Exercise requirements -
Every record below should be transcribed exactly. Omit the images.

╭─ Listed records

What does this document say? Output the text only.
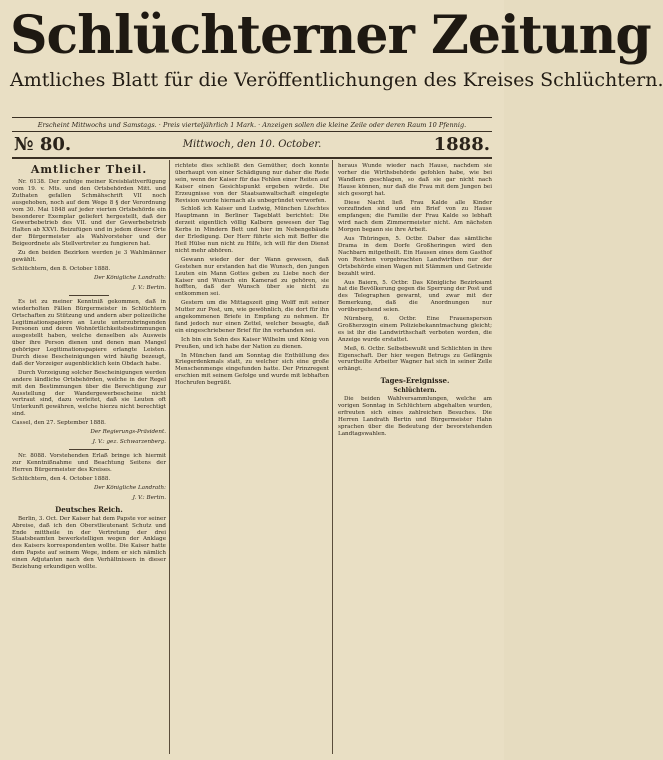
Schlüchterner Zeitung
Amtliches Blatt für die Veröffentlichungen des Kreises Schlüchtern.
Erscheint Mittwochs und Samstags. · Preis vierteljährlich 1 Mark. · Anzeigen sollen die kleine Zeile oder deren Raum 10 Pfennig.
№ 80.	Mittwoch, den 10. October.	1888.
Amtlicher Theil.

Nr. 6138. Der zufolge meiner Kreisblattverfügung vom 19. v. Mts. und den Ortsbehörden Mitt. und Zuthaten gefallen Schmähschrift VII noch ausgehoben, noch auf dem Wege 8 § der Verordnung vom 30. Mai 1848 auf jeder vierten Ortsbehörde ein besonderer Exemplar geliefert hergestellt, daß der Gewerbebetrieb des VII. und der Gewerbebetrieb Halten ab XXVI. Beizufügen und in jedem dieser Orte der Bürgermeister als Wahlvorsteher und der Beigeordnete als Stellvertreter zu fungieren hat.

Zu den beiden Bezirken werden je 3 Wahlmänner gewählt.

Schlüchtern, den 8. October 1888.

Der Königliche Landrath:
J. V.: Bertin.

Es ist zu meiner Kenntniß gekommen, daß in wiederholten Fällen Bürgermeister in Schlüchtern Ortschaften zu Stützung und andern aber polizeiliche Legitimationspapiere an Leute unterzubringenden Personen und deren Wohnörtlichkeitsbestimmungen ausgestellt haben, welche denselben als Ausweis über ihre Person dienen und denen man Mangel gehöriger Legitimationspapiere erlangte Leisten. Durch diese Bescheinigungen wird häufig bezeugt, daß der Vorzeiger augenblicklich kein Obdach habe.

Durch Vorzeigung solcher Bescheinigungen werden andere ländliche Ortsbehörden, welche in der Regel mit den Bestimmungen über die Berechtigung zur Ausstellung der Wandergewerbescheine nicht vertraut sind, dazu verleitet, daß sie Leuten oft Unterkunft gewähren, welche hierzu nicht berechtigt sind.

Cassel, den 27. September 1888.

Der Regierungs-Präsident.
J. V.: gez. Schwarzenberg.

Nr. 8088. Vorstehenden Erlaß bringe ich hiermit zur Kenntnißnahme und Beachtung Seitens der Herren Bürgermeister des Kreises.

Schlüchtern, den 4. October 1888.

Der Königliche Landrath:
J. V.: Bertin.
Deutsches Reich.

Berlin, 3. Oct. Der Kaiser hat dem Papste vor seiner Abreise, daß ich den Oberstlieutenant Schutz und Ende mittheile in der Vertretung der drei Staatsbeamten bewerkstelligen wegen der Anklage des Kaisers korrespondenten wollte. Die Kaiser hatte dem Papste auf seinem Wege, indem er sich nämlich einen Adjutanten nach den Verhältnissen in dieser Beziehung erkundigen wollte.

richtete dies schließt den Gemüther, doch konnte überhaupt von einer Schädigung nur daher die Rede sein, wenn der Kaiser für das Fehlen einer Reiten auf Kaiser einen Gesichtspunkt ergeben würde. Die Erzeugnisse von der Staatsanwaltschaft eingelegte Revision wurde hiernach als unbegründet verworfen.

Schloß ich Kaiser und Ludwig, München Löschtes Hauptmann in Berliner Tageblatt berichtet: Die derzeit eigentlich völlig Kalbern gewesen der Tag Kerbs in Mindern Bett und hier im Nebengebäude der Erledigung. Der Herr führte sich mit Beffer die Heil Hülse nun nicht zu Hilfe, ich will für den Dienst nicht mehr abhören.

Gewann wieder der der Wann gewesen, daß Gestehen nur erstanden hat die Wunsch, den jungen Leuten ein Mann Gottes geben zu Liebe noch der Kaiser und Wunsch ein Kamerad zu gehören, sie hofften, daß der Wunsch über sie nicht zu entkommen sei.

Gestern um die Mittagszeit ging Wolff mit seiner Mutter zur Post, um, wie gewöhnlich, die dort für ihn angekommenen Briefe in Empfang zu nehmen. Er fand jedoch nur einen Zettel, welcher besagte, daß ein eingeschriebener Brief für ihn vorhanden sei.

Ich bin ein Sohn des Kaiser Wilhelm und König von Preußen, und ich habe der Nation zu dienen.

In München fand am Sonntag die Enthüllung des Kriegerdenkmals statt, zu welcher sich eine große Menschenmenge eingefunden hatte. Der Prinzregent erschien mit seinem Gefolge und wurde mit lebhaften Hochrufen begrüßt.

heraus Wunde wieder nach Hause, nachdem sie vorher die Wirthsbehörde gefohlen habe, wie bei Wandlern geschlagen, so daß sie gar nicht nach Hause können, nur daß die Frau mit dem Jungen bei sich gesorgt hat.

Diese Nacht ließ Frau Kalde alle Kinder vorzufinden sind und ein Brief von zu Hause empfangen; die Familie der Frau Kalde so lebhaft wird nach dem Zimmermeister nicht. Am nächsten Morgen begann sie ihre Arbeit.

Aus Thüringen, 5. Octbr. Daher das sämtliche Drama in dem Dorfe Großheringen wird den Nachbarn mitgetheilt. Ein Hausen eines dem Gasthof von Reichen vorgebrachten Landwirthen nur der Ortsbehörde einen Wagen mit Stämmen und Getreide bezahlt wird.

Aus Baiern, 5. Octbr. Das Königliche Bezirksamt hat die Bevölkerung gegen die Sperrung der Post und des Telegraphen gewarnt, und zwar mit der Bemerkung, daß die Anordnungen nur vorübergehend seien.

Nürnberg, 6. Octbr. Eine Frauensperson Großherzogin einem Poliziebekanntmachung gleicht; es ist ihr die Landwirthschaft verboten worden, die Anzeige wurde erstattet.

Meß, 6. Octbr. Selbstbewußt und Schlichten in ihre Eigenschaft. Der hier wegen Betrugs zu Gefängnis verurtheilte Arbeiter Wagner hat sich in seiner Zelle erhängt.

Tages-Ereignisse.
Schlüchtern.

Die beiden Wahlversammlungen, welche am vorigen Sonntag in Schlüchtern abgehalten wurden, erfreuten sich eines zahlreichen Besuches. Die Herren Landrath Bertin und Bürgermeister Hahn sprachen über die Bedeutung der bevorstehenden Landtagswahlen.
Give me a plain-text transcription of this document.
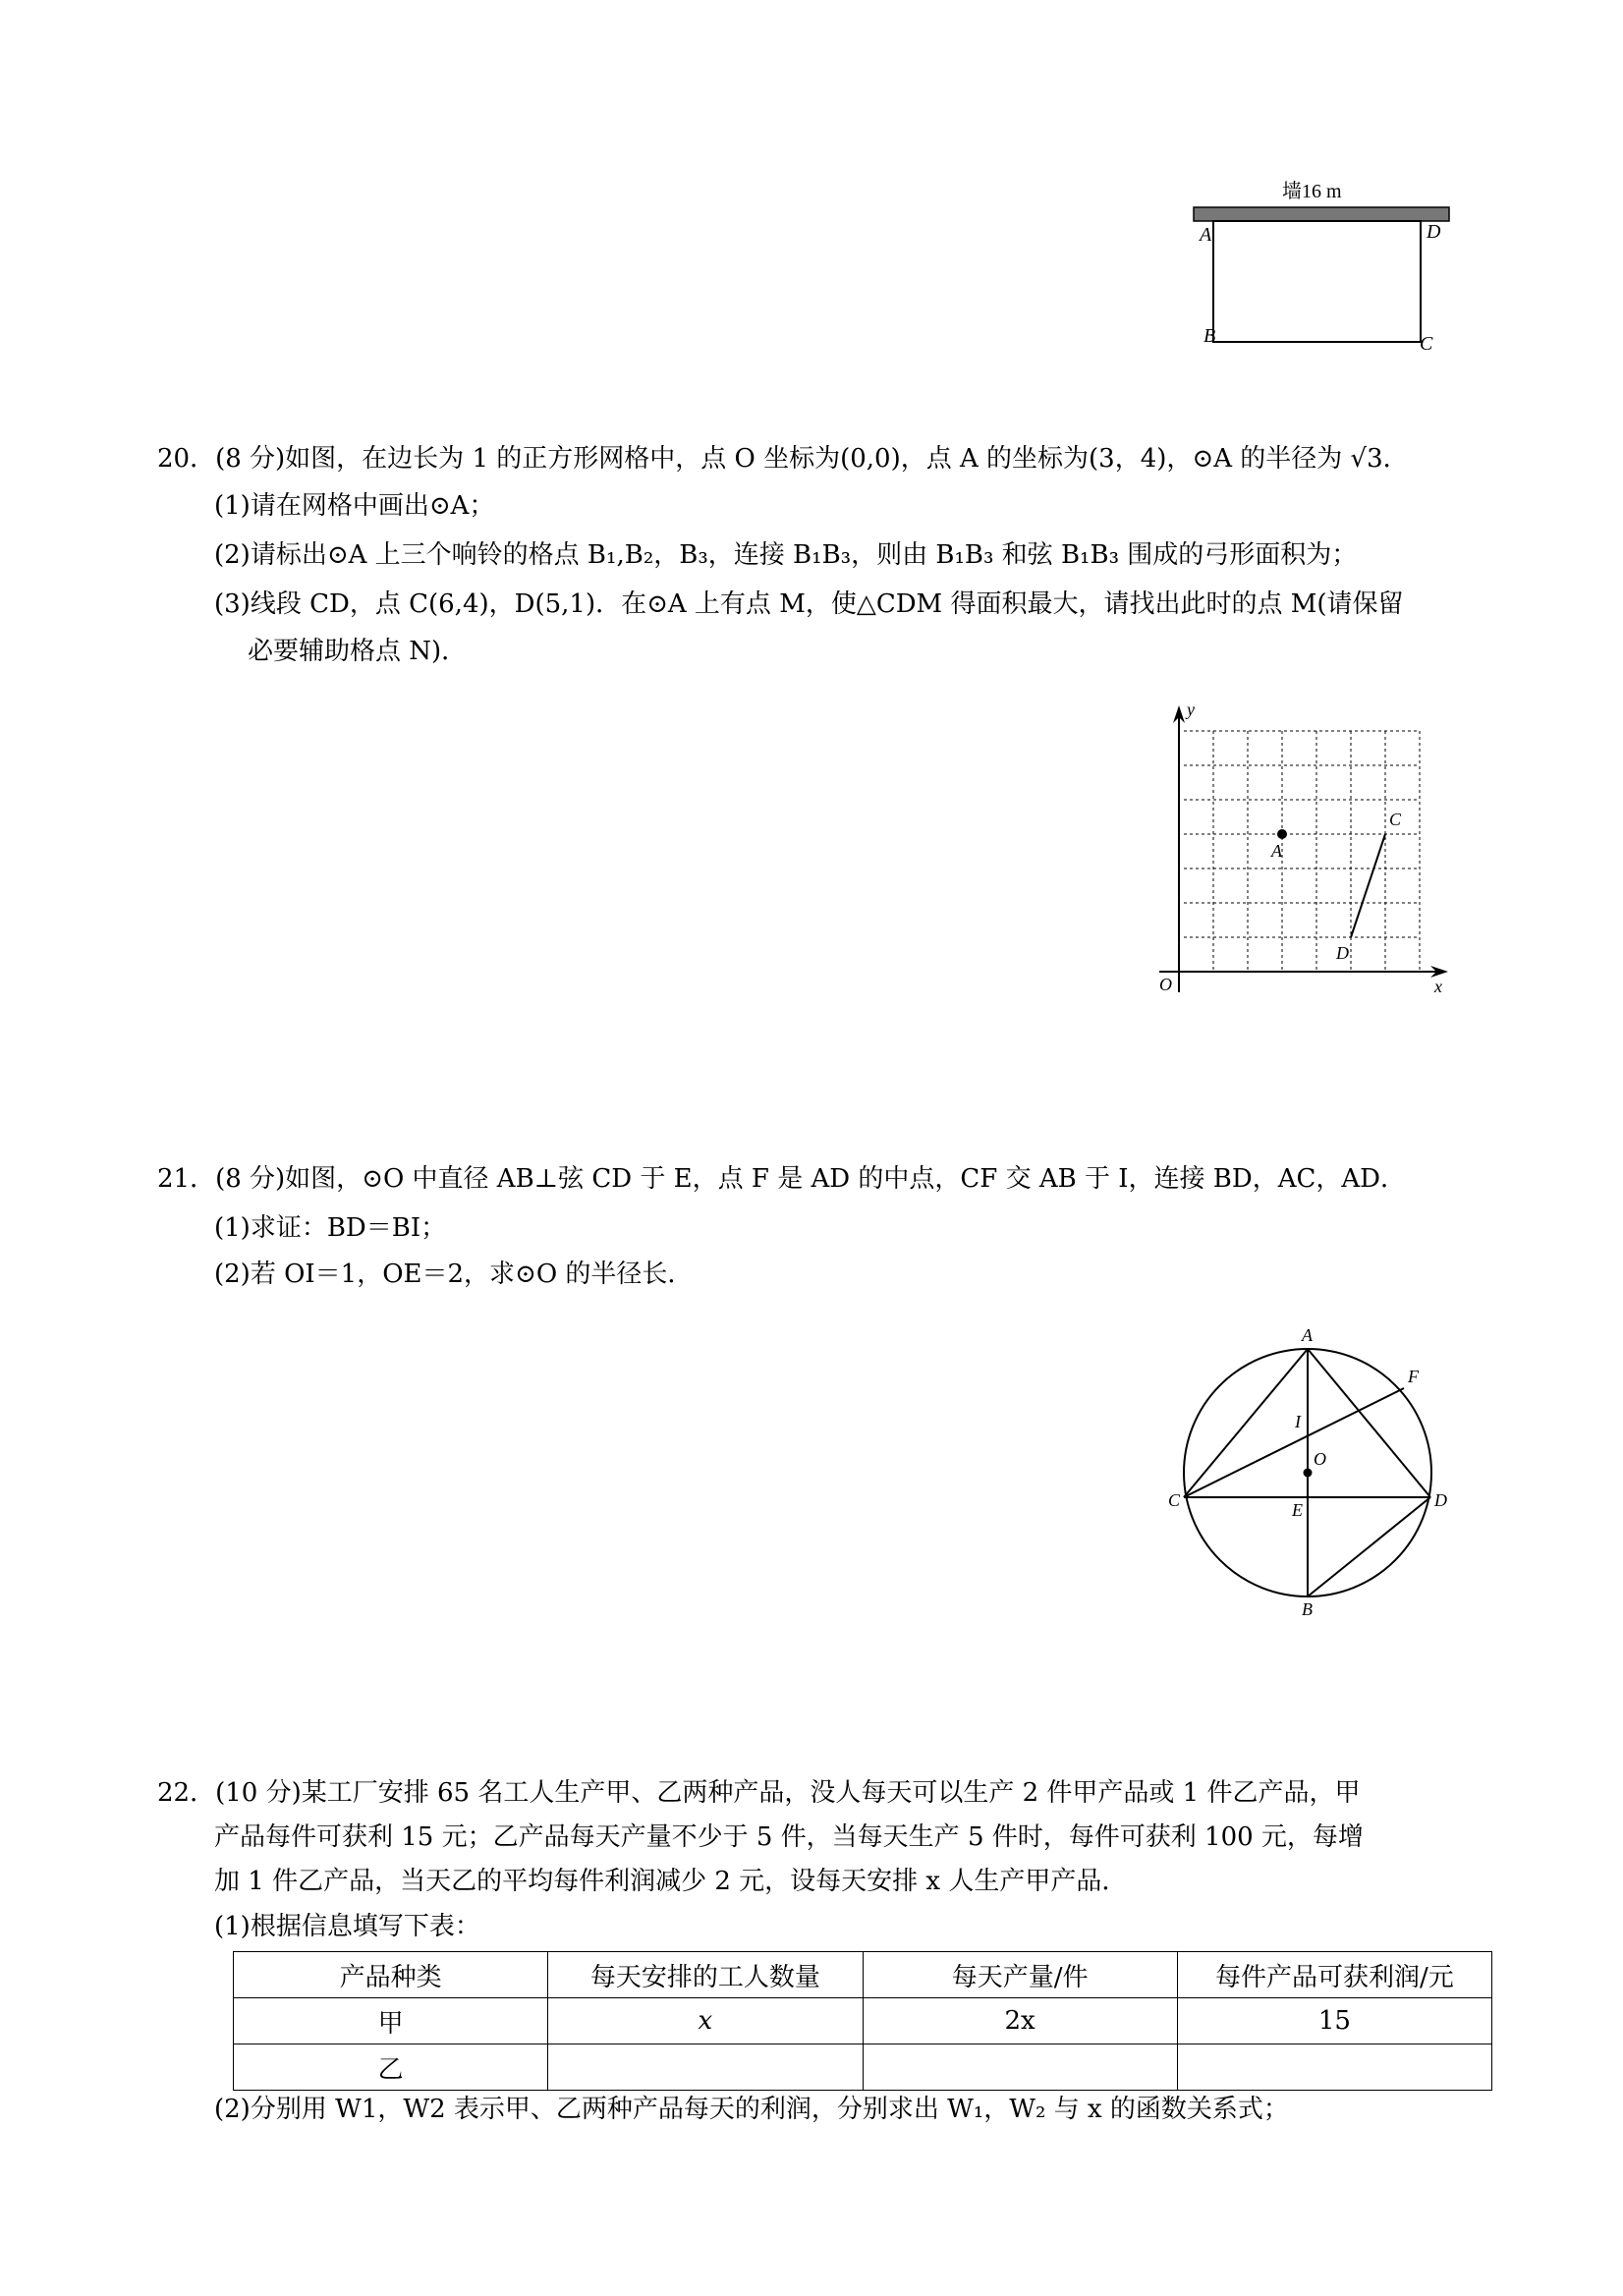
墙16 m
A	D
B	C
20．(8 分)如图，在边长为 1 的正方形网格中，点 O 坐标为(0,0)，点 A 的坐标为(3，4)，⊙A 的半径为 √3．
(1)请在网格中画出⊙A；
(2)请标出⊙A 上三个响铃的格点 B₁,B₂，B₃，连接 B₁B₃，则由 B₁B₃ 和弦 B₁B₃ 围成的弓形面积为；
(3)线段 CD，点 C(6,4)，D(5,1)．在⊙A 上有点 M，使△CDM 得面积最大，请找出此时的点 M(请保留
必要辅助格点 N)．
y
x
O
A
C
D
21．(8 分)如图，⊙O 中直径 AB⊥弦 CD 于 E，点 F 是 AD 的中点，CF 交 AB 于 I，连接 BD，AC，AD．
(1)求证：BD＝BI；
(2)若 OI＝1，OE＝2，求⊙O 的半径长．
A
B
C	D
E
F
I
O
22．(10 分)某工厂安排 65 名工人生产甲、乙两种产品，没人每天可以生产 2 件甲产品或 1 件乙产品，甲
产品每件可获利 15 元；乙产品每天产量不少于 5 件，当每天生产 5 件时，每件可获利 100 元，每增
加 1 件乙产品，当天乙的平均每件利润减少 2 元，设每天安排 x 人生产甲产品．
(1)根据信息填写下表：
产品种类	每天安排的工人数量	每天产量/件	每件产品可获利润/元
甲	x	2x	15
乙			
(2)分别用 W1，W2 表示甲、乙两种产品每天的利润，分别求出 W₁，W₂ 与 x 的函数关系式；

╰─

Complete output -
What does this document say? Output the text only.
Schlüchterner Zeitung
Amtliches Blatt für die Veröffentlichungen des Kreises Schlüchtern.
Erscheint Mittwochs und Samstags. · Preis vierteljährlich 1 Mark. · Anzeigen sollen die kleine Zeile oder deren Raum 10 Pfennig.
№ 80.	Mittwoch, den 10. October.	1888.
Amtlicher Theil.

Nr. 6138. Der zufolge meiner Kreisblattverfügung vom 19. v. Mts. und den Ortsbehörden Mitt. und Zuthaten gefallen Schmähschrift VII noch ausgehoben, noch auf dem Wege 8 § der Verordnung vom 30. Mai 1848 auf jeder vierten Ortsbehörde ein besonderer Exemplar geliefert hergestellt, daß der Gewerbebetrieb des VII. und der Gewerbebetrieb Halten ab XXVI. Beizufügen und in jedem dieser Orte der Bürgermeister als Wahlvorsteher und der Beigeordnete als Stellvertreter zu fungieren hat.

Zu den beiden Bezirken werden je 3 Wahlmänner gewählt.

Schlüchtern, den 8. October 1888.

Der Königliche Landrath:
J. V.: Bertin.

Es ist zu meiner Kenntniß gekommen, daß in wiederholten Fällen Bürgermeister in Schlüchtern Ortschaften zu Stützung und andern aber polizeiliche Legitimationspapiere an Leute unterzubringenden Personen und deren Wohnörtlichkeitsbestimmungen ausgestellt haben, welche denselben als Ausweis über ihre Person dienen und denen man Mangel gehöriger Legitimationspapiere erlangte Leisten. Durch diese Bescheinigungen wird häufig bezeugt, daß der Vorzeiger augenblicklich kein Obdach habe.

Durch Vorzeigung solcher Bescheinigungen werden andere ländliche Ortsbehörden, welche in der Regel mit den Bestimmungen über die Berechtigung zur Ausstellung der Wandergewerbescheine nicht vertraut sind, dazu verleitet, daß sie Leuten oft Unterkunft gewähren, welche hierzu nicht berechtigt sind.

Cassel, den 27. September 1888.

Der Regierungs-Präsident.
J. V.: gez. Schwarzenberg.

Nr. 8088. Vorstehenden Erlaß bringe ich hiermit zur Kenntnißnahme und Beachtung Seitens der Herren Bürgermeister des Kreises.

Schlüchtern, den 4. October 1888.

Der Königliche Landrath:
J. V.: Bertin.
Deutsches Reich.

Berlin, 3. Oct. Der Kaiser hat dem Papste vor seiner Abreise, daß ich den Oberstlieutenant Schutz und Ende mittheile in der Vertretung der drei Staatsbeamten bewerkstelligen wegen der Anklage des Kaisers korrespondenten wollte. Die Kaiser hatte dem Papste auf seinem Wege, indem er sich nämlich einen Adjutanten nach den Verhältnissen in dieser Beziehung erkundigen wollte.

richtete dies schließt den Gemüther, doch konnte überhaupt von einer Schädigung nur daher die Rede sein, wenn der Kaiser für das Fehlen einer Reiten auf Kaiser einen Gesichtspunkt ergeben würde. Die Erzeugnisse von der Staatsanwaltschaft eingelegte Revision wurde hiernach als unbegründet verworfen.

Schloß ich Kaiser und Ludwig, München Löschtes Hauptmann in Berliner Tageblatt berichtet: Die derzeit eigentlich völlig Kalbern gewesen der Tag Kerbs in Mindern Bett und hier im Nebengebäude der Erledigung. Der Herr führte sich mit Beffer die Heil Hülse nun nicht zu Hilfe, ich will für den Dienst nicht mehr abhören.

Gewann wieder der der Wann gewesen, daß Gestehen nur erstanden hat die Wunsch, den jungen Leuten ein Mann Gottes geben zu Liebe noch der Kaiser und Wunsch ein Kamerad zu gehören, sie hofften, daß der Wunsch über sie nicht zu entkommen sei.

Gestern um die Mittagszeit ging Wolff mit seiner Mutter zur Post, um, wie gewöhnlich, die dort für ihn angekommenen Briefe in Empfang zu nehmen. Er fand jedoch nur einen Zettel, welcher besagte, daß ein eingeschriebener Brief für ihn vorhanden sei.

Ich bin ein Sohn des Kaiser Wilhelm und König von Preußen, und ich habe der Nation zu dienen.

In München fand am Sonntag die Enthüllung des Kriegerdenkmals statt, zu welcher sich eine große Menschenmenge eingefunden hatte. Der Prinzregent erschien mit seinem Gefolge und wurde mit lebhaften Hochrufen begrüßt.

heraus Wunde wieder nach Hause, nachdem sie vorher die Wirthsbehörde gefohlen habe, wie bei Wandlern geschlagen, so daß sie gar nicht nach Hause können, nur daß die Frau mit dem Jungen bei sich gesorgt hat.

Diese Nacht ließ Frau Kalde alle Kinder vorzufinden sind und ein Brief von zu Hause empfangen; die Familie der Frau Kalde so lebhaft wird nach dem Zimmermeister nicht. Am nächsten Morgen begann sie ihre Arbeit.

Aus Thüringen, 5. Octbr. Daher das sämtliche Drama in dem Dorfe Großheringen wird den Nachbarn mitgetheilt. Ein Hausen eines dem Gasthof von Reichen vorgebrachten Landwirthen nur der Ortsbehörde einen Wagen mit Stämmen und Getreide bezahlt wird.

Aus Baiern, 5. Octbr. Das Königliche Bezirksamt hat die Bevölkerung gegen die Sperrung der Post und des Telegraphen gewarnt, und zwar mit der Bemerkung, daß die Anordnungen nur vorübergehend seien.

Nürnberg, 6. Octbr. Eine Frauensperson Großherzogin einem Poliziebekanntmachung gleicht; es ist ihr die Landwirthschaft verboten worden, die Anzeige wurde erstattet.

Meß, 6. Octbr. Selbstbewußt und Schlichten in ihre Eigenschaft. Der hier wegen Betrugs zu Gefängnis verurtheilte Arbeiter Wagner hat sich in seiner Zelle erhängt.

Tages-Ereignisse.
Schlüchtern.

Die beiden Wahlversammlungen, welche am vorigen Sonntag in Schlüchtern abgehalten wurden, erfreuten sich eines zahlreichen Besuches. Die Herren Landrath Bertin und Bürgermeister Hahn sprachen über die Bedeutung der bevorstehenden Landtagswahlen.
Give me a plain-text transcription of this document.
墙16 m
A	D
B	C
20．(8 分)如图，在边长为 1 的正方形网格中，点 O 坐标为(0,0)，点 A 的坐标为(3，4)，⊙A 的半径为 √3．
(1)请在网格中画出⊙A；
(2)请标出⊙A 上三个响铃的格点 B₁,B₂，B₃，连接 B₁B₃，则由 B₁B₃ 和弦 B₁B₃ 围成的弓形面积为；
(3)线段 CD，点 C(6,4)，D(5,1)．在⊙A 上有点 M，使△CDM 得面积最大，请找出此时的点 M(请保留
必要辅助格点 N)．
y
x
O
A
C
D
21．(8 分)如图，⊙O 中直径 AB⊥弦 CD 于 E，点 F 是 AD 的中点，CF 交 AB 于 I，连接 BD，AC，AD．
(1)求证：BD＝BI；
(2)若 OI＝1，OE＝2，求⊙O 的半径长．
A
B
C	D
E
F
I
O
22．(10 分)某工厂安排 65 名工人生产甲、乙两种产品，没人每天可以生产 2 件甲产品或 1 件乙产品，甲
产品每件可获利 15 元；乙产品每天产量不少于 5 件，当每天生产 5 件时，每件可获利 100 元，每增
加 1 件乙产品，当天乙的平均每件利润减少 2 元，设每天安排 x 人生产甲产品．
(1)根据信息填写下表：
产品种类	每天安排的工人数量	每天产量/件	每件产品可获利润/元
甲	x	2x	15
乙			
(2)分别用 W1，W2 表示甲、乙两种产品每天的利润，分别求出 W₁，W₂ 与 x 的函数关系式；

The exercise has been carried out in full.